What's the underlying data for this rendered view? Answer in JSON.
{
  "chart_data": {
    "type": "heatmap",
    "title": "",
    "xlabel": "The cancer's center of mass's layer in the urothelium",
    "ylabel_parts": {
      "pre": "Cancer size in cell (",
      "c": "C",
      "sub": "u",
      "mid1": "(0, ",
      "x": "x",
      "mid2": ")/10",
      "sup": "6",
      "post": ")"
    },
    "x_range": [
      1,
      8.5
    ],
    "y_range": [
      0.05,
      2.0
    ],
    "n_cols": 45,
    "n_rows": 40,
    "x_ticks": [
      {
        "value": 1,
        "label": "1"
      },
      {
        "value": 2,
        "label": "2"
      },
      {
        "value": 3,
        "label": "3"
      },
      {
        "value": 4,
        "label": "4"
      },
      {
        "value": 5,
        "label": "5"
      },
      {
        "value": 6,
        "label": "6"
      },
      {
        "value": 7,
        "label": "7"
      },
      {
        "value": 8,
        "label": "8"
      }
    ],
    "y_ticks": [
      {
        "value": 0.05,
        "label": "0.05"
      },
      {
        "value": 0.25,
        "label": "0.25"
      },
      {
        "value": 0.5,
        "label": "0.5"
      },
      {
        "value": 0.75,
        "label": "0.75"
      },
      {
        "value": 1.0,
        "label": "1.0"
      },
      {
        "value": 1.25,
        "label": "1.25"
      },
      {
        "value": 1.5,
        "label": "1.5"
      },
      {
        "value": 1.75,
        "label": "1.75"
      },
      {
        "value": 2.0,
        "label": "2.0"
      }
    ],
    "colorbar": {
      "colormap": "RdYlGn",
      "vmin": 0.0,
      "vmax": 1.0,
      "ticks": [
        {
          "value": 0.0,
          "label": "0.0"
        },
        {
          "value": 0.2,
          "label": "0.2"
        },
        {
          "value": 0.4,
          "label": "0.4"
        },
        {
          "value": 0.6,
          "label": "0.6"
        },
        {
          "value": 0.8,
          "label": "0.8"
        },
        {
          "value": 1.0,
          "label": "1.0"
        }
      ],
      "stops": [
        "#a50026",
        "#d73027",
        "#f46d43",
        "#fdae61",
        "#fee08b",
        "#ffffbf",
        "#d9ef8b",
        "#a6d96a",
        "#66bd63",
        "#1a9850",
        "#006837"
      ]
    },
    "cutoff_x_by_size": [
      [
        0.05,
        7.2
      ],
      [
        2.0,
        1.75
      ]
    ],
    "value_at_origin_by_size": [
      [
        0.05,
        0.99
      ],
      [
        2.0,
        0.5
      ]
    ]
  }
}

________________

DIRECTION - Please reproduce all of the entries exactly as they stand.

REPLY TO THE TASK -
What's the underlying data for this rendered view? Answer in JSON.
{
  "chart_data": {
    "type": "heatmap",
    "title": "",
    "xlabel": "The cancer's center of mass's layer in the urothelium",
    "ylabel_parts": {
      "pre": "Cancer size in cell (",
      "c": "C",
      "sub": "u",
      "mid1": "(0, ",
      "x": "x",
      "mid2": ")/10",
      "sup": "6",
      "post": ")"
    },
    "x_range": [
      1,
      8.5
    ],
    "y_range": [
      0.05,
      2.0
    ],
    "n_cols": 45,
    "n_rows": 40,
    "x_ticks": [
      {
        "value": 1,
        "label": "1"
      },
      {
        "value": 2,
        "label": "2"
      },
      {
        "value": 3,
        "label": "3"
      },
      {
        "value": 4,
        "label": "4"
      },
      {
        "value": 5,
        "label": "5"
      },
      {
        "value": 6,
        "label": "6"
      },
      {
        "value": 7,
        "label": "7"
      },
      {
        "value": 8,
        "label": "8"
      }
    ],
    "y_ticks": [
      {
        "value": 0.05,
        "label": "0.05"
      },
      {
        "value": 0.25,
        "label": "0.25"
      },
      {
        "value": 0.5,
        "label": "0.5"
      },
      {
        "value": 0.75,
        "label": "0.75"
      },
      {
        "value": 1.0,
        "label": "1.0"
      },
      {
        "value": 1.25,
        "label": "1.25"
      },
      {
        "value": 1.5,
        "label": "1.5"
      },
      {
        "value": 1.75,
        "label": "1.75"
      },
      {
        "value": 2.0,
        "label": "2.0"
      }
    ],
    "colorbar": {
      "colormap": "RdYlGn",
      "vmin": 0.0,
      "vmax": 1.0,
      "ticks": [
        {
          "value": 0.0,
          "label": "0.0"
        },
        {
          "value": 0.2,
          "label": "0.2"
        },
        {
          "value": 0.4,
          "label": "0.4"
        },
        {
          "value": 0.6,
          "label": "0.6"
        },
        {
          "value": 0.8,
          "label": "0.8"
        },
        {
          "value": 1.0,
          "label": "1.0"
        }
      ],
      "stops": [
        "#a50026",
        "#d73027",
        "#f46d43",
        "#fdae61",
        "#fee08b",
        "#ffffbf",
        "#d9ef8b",
        "#a6d96a",
        "#66bd63",
        "#1a9850",
        "#006837"
      ]
    },
    "cutoff_x_by_size": [
      [
        0.05,
        7.2
      ],
      [
        2.0,
        1.75
      ]
    ],
    "value_at_origin_by_size": [
      [
        0.05,
        0.99
      ],
      [
        2.0,
        0.5
      ]
    ]
  }
}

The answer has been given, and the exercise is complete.